Dataset entries on figures:
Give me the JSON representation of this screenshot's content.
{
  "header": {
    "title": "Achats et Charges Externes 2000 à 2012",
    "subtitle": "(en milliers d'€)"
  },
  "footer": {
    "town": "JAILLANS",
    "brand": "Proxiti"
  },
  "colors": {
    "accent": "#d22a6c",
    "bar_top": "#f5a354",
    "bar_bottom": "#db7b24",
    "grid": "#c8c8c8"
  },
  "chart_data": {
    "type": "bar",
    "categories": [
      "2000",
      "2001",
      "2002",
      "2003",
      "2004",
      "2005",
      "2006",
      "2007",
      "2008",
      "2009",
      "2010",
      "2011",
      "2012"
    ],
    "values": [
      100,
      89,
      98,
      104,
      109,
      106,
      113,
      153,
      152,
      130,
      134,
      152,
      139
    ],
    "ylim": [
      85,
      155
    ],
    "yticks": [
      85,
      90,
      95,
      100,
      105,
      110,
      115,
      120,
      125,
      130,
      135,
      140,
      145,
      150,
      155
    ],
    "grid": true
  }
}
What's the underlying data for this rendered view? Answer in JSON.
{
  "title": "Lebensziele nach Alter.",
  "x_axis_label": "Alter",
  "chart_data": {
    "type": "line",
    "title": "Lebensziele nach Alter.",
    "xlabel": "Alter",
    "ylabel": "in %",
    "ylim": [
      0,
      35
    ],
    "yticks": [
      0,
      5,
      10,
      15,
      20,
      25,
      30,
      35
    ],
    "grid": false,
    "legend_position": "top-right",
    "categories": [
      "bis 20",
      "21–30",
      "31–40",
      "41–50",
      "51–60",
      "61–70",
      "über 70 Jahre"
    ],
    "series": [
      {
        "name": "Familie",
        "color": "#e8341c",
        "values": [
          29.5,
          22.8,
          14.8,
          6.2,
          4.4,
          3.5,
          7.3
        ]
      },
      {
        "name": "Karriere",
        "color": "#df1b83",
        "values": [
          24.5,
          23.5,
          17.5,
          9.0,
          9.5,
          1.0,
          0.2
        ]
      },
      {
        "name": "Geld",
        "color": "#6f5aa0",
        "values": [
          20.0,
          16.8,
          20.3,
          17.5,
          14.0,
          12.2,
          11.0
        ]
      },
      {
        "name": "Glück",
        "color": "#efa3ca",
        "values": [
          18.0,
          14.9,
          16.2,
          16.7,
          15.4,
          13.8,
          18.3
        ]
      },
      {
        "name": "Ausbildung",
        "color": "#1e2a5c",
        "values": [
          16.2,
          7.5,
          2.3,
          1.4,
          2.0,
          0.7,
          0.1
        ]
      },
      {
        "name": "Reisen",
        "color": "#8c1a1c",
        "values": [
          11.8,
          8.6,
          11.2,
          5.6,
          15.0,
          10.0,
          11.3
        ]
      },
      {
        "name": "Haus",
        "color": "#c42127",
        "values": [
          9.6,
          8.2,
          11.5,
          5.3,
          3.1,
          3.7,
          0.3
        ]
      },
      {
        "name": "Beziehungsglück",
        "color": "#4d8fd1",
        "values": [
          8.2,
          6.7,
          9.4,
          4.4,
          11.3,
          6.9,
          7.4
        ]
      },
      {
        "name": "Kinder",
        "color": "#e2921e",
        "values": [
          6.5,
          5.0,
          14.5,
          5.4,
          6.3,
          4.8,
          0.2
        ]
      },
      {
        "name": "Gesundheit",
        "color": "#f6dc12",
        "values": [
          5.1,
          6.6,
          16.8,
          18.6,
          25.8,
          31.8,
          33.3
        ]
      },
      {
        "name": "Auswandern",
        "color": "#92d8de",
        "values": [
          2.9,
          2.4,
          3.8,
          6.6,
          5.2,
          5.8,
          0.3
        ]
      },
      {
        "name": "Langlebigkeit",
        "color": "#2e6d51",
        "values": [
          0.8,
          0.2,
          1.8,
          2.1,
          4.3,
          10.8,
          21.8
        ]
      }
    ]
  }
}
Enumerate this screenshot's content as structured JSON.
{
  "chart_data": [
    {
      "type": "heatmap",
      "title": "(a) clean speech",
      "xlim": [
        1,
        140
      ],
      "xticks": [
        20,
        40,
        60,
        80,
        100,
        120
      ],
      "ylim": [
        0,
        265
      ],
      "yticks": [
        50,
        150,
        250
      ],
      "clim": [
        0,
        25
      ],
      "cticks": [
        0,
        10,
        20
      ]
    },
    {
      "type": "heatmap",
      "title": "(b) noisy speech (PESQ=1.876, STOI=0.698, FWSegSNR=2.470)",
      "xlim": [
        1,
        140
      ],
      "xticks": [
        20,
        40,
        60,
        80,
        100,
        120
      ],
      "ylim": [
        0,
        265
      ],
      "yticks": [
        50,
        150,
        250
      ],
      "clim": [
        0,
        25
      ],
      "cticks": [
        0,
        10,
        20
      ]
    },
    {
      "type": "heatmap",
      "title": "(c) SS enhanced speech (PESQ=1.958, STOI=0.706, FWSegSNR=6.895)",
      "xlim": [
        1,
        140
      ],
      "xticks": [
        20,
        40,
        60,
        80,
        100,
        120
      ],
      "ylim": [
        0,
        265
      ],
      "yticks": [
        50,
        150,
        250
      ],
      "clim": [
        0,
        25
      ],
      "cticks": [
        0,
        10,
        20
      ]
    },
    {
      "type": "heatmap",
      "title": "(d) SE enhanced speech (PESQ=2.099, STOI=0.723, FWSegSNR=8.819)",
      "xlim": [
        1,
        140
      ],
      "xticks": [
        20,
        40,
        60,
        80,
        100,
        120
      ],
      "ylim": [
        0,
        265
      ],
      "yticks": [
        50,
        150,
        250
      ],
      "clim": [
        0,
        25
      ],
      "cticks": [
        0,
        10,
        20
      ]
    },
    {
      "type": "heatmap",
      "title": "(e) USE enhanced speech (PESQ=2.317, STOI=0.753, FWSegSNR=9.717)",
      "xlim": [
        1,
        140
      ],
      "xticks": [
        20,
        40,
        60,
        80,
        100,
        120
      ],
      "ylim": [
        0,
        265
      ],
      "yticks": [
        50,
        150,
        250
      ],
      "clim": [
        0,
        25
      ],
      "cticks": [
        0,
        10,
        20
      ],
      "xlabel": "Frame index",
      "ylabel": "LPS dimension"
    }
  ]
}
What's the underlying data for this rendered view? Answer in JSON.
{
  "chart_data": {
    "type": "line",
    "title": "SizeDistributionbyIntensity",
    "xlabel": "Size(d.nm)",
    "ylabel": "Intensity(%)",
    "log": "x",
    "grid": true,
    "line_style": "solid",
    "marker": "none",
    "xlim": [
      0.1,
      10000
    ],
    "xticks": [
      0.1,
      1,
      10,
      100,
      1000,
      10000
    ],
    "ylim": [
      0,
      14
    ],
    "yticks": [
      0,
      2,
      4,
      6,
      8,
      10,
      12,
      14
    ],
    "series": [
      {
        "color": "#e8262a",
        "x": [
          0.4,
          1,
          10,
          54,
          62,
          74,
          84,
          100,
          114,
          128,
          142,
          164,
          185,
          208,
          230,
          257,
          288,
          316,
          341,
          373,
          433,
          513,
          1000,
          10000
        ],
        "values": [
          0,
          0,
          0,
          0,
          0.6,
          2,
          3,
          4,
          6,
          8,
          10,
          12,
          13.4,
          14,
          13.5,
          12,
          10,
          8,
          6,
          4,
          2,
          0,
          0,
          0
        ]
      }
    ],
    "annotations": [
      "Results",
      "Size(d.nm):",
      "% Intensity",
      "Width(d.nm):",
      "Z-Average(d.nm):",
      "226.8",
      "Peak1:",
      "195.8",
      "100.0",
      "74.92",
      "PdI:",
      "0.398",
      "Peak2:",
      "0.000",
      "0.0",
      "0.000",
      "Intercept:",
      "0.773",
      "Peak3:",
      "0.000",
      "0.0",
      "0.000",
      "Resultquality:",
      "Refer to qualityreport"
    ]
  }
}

■ **WORK REQUIRED**
Quote every entry exactly.

■ **FULL SOLUTION**
Give me the JSON representation of this screenshot's content.
{
  "header": {
    "title": "Achats et Charges Externes 2000 à 2012",
    "subtitle": "(en milliers d'€)"
  },
  "footer": {
    "town": "JAILLANS",
    "brand": "Proxiti"
  },
  "colors": {
    "accent": "#d22a6c",
    "bar_top": "#f5a354",
    "bar_bottom": "#db7b24",
    "grid": "#c8c8c8"
  },
  "chart_data": {
    "type": "bar",
    "categories": [
      "2000",
      "2001",
      "2002",
      "2003",
      "2004",
      "2005",
      "2006",
      "2007",
      "2008",
      "2009",
      "2010",
      "2011",
      "2012"
    ],
    "values": [
      100,
      89,
      98,
      104,
      109,
      106,
      113,
      153,
      152,
      130,
      134,
      152,
      139
    ],
    "ylim": [
      85,
      155
    ],
    "yticks": [
      85,
      90,
      95,
      100,
      105,
      110,
      115,
      120,
      125,
      130,
      135,
      140,
      145,
      150,
      155
    ],
    "grid": true
  }
}
What's the underlying data for this rendered view? Answer in JSON.
{
  "title": "Lebensziele nach Alter.",
  "x_axis_label": "Alter",
  "chart_data": {
    "type": "line",
    "title": "Lebensziele nach Alter.",
    "xlabel": "Alter",
    "ylabel": "in %",
    "ylim": [
      0,
      35
    ],
    "yticks": [
      0,
      5,
      10,
      15,
      20,
      25,
      30,
      35
    ],
    "grid": false,
    "legend_position": "top-right",
    "categories": [
      "bis 20",
      "21–30",
      "31–40",
      "41–50",
      "51–60",
      "61–70",
      "über 70 Jahre"
    ],
    "series": [
      {
        "name": "Familie",
        "color": "#e8341c",
        "values": [
          29.5,
          22.8,
          14.8,
          6.2,
          4.4,
          3.5,
          7.3
        ]
      },
      {
        "name": "Karriere",
        "color": "#df1b83",
        "values": [
          24.5,
          23.5,
          17.5,
          9.0,
          9.5,
          1.0,
          0.2
        ]
      },
      {
        "name": "Geld",
        "color": "#6f5aa0",
        "values": [
          20.0,
          16.8,
          20.3,
          17.5,
          14.0,
          12.2,
          11.0
        ]
      },
      {
        "name": "Glück",
        "color": "#efa3ca",
        "values": [
          18.0,
          14.9,
          16.2,
          16.7,
          15.4,
          13.8,
          18.3
        ]
      },
      {
        "name": "Ausbildung",
        "color": "#1e2a5c",
        "values": [
          16.2,
          7.5,
          2.3,
          1.4,
          2.0,
          0.7,
          0.1
        ]
      },
      {
        "name": "Reisen",
        "color": "#8c1a1c",
        "values": [
          11.8,
          8.6,
          11.2,
          5.6,
          15.0,
          10.0,
          11.3
        ]
      },
      {
        "name": "Haus",
        "color": "#c42127",
        "values": [
          9.6,
          8.2,
          11.5,
          5.3,
          3.1,
          3.7,
          0.3
        ]
      },
      {
        "name": "Beziehungsglück",
        "color": "#4d8fd1",
        "values": [
          8.2,
          6.7,
          9.4,
          4.4,
          11.3,
          6.9,
          7.4
        ]
      },
      {
        "name": "Kinder",
        "color": "#e2921e",
        "values": [
          6.5,
          5.0,
          14.5,
          5.4,
          6.3,
          4.8,
          0.2
        ]
      },
      {
        "name": "Gesundheit",
        "color": "#f6dc12",
        "values": [
          5.1,
          6.6,
          16.8,
          18.6,
          25.8,
          31.8,
          33.3
        ]
      },
      {
        "name": "Auswandern",
        "color": "#92d8de",
        "values": [
          2.9,
          2.4,
          3.8,
          6.6,
          5.2,
          5.8,
          0.3
        ]
      },
      {
        "name": "Langlebigkeit",
        "color": "#2e6d51",
        "values": [
          0.8,
          0.2,
          1.8,
          2.1,
          4.3,
          10.8,
          21.8
        ]
      }
    ]
  }
}
Enumerate this screenshot's content as structured JSON.
{
  "chart_data": [
    {
      "type": "heatmap",
      "title": "(a) clean speech",
      "xlim": [
        1,
        140
      ],
      "xticks": [
        20,
        40,
        60,
        80,
        100,
        120
      ],
      "ylim": [
        0,
        265
      ],
      "yticks": [
        50,
        150,
        250
      ],
      "clim": [
        0,
        25
      ],
      "cticks": [
        0,
        10,
        20
      ]
    },
    {
      "type": "heatmap",
      "title": "(b) noisy speech (PESQ=1.876, STOI=0.698, FWSegSNR=2.470)",
      "xlim": [
        1,
        140
      ],
      "xticks": [
        20,
        40,
        60,
        80,
        100,
        120
      ],
      "ylim": [
        0,
        265
      ],
      "yticks": [
        50,
        150,
        250
      ],
      "clim": [
        0,
        25
      ],
      "cticks": [
        0,
        10,
        20
      ]
    },
    {
      "type": "heatmap",
      "title": "(c) SS enhanced speech (PESQ=1.958, STOI=0.706, FWSegSNR=6.895)",
      "xlim": [
        1,
        140
      ],
      "xticks": [
        20,
        40,
        60,
        80,
        100,
        120
      ],
      "ylim": [
        0,
        265
      ],
      "yticks": [
        50,
        150,
        250
      ],
      "clim": [
        0,
        25
      ],
      "cticks": [
        0,
        10,
        20
      ]
    },
    {
      "type": "heatmap",
      "title": "(d) SE enhanced speech (PESQ=2.099, STOI=0.723, FWSegSNR=8.819)",
      "xlim": [
        1,
        140
      ],
      "xticks": [
        20,
        40,
        60,
        80,
        100,
        120
      ],
      "ylim": [
        0,
        265
      ],
      "yticks": [
        50,
        150,
        250
      ],
      "clim": [
        0,
        25
      ],
      "cticks": [
        0,
        10,
        20
      ]
    },
    {
      "type": "heatmap",
      "title": "(e) USE enhanced speech (PESQ=2.317, STOI=0.753, FWSegSNR=9.717)",
      "xlim": [
        1,
        140
      ],
      "xticks": [
        20,
        40,
        60,
        80,
        100,
        120
      ],
      "ylim": [
        0,
        265
      ],
      "yticks": [
        50,
        150,
        250
      ],
      "clim": [
        0,
        25
      ],
      "cticks": [
        0,
        10,
        20
      ],
      "xlabel": "Frame index",
      "ylabel": "LPS dimension"
    }
  ]
}
What's the underlying data for this rendered view? Answer in JSON.
{
  "chart_data": {
    "type": "line",
    "title": "SizeDistributionbyIntensity",
    "xlabel": "Size(d.nm)",
    "ylabel": "Intensity(%)",
    "log": "x",
    "grid": true,
    "line_style": "solid",
    "marker": "none",
    "xlim": [
      0.1,
      10000
    ],
    "xticks": [
      0.1,
      1,
      10,
      100,
      1000,
      10000
    ],
    "ylim": [
      0,
      14
    ],
    "yticks": [
      0,
      2,
      4,
      6,
      8,
      10,
      12,
      14
    ],
    "series": [
      {
        "color": "#e8262a",
        "x": [
          0.4,
          1,
          10,
          54,
          62,
          74,
          84,
          100,
          114,
          128,
          142,
          164,
          185,
          208,
          230,
          257,
          288,
          316,
          341,
          373,
          433,
          513,
          1000,
          10000
        ],
        "values": [
          0,
          0,
          0,
          0,
          0.6,
          2,
          3,
          4,
          6,
          8,
          10,
          12,
          13.4,
          14,
          13.5,
          12,
          10,
          8,
          6,
          4,
          2,
          0,
          0,
          0
        ]
      }
    ],
    "annotations": [
      "Results",
      "Size(d.nm):",
      "% Intensity",
      "Width(d.nm):",
      "Z-Average(d.nm):",
      "226.8",
      "Peak1:",
      "195.8",
      "100.0",
      "74.92",
      "PdI:",
      "0.398",
      "Peak2:",
      "0.000",
      "0.0",
      "0.000",
      "Intercept:",
      "0.773",
      "Peak3:",
      "0.000",
      "0.0",
      "0.000",
      "Resultquality:",
      "Refer to qualityreport"
    ]
  }
}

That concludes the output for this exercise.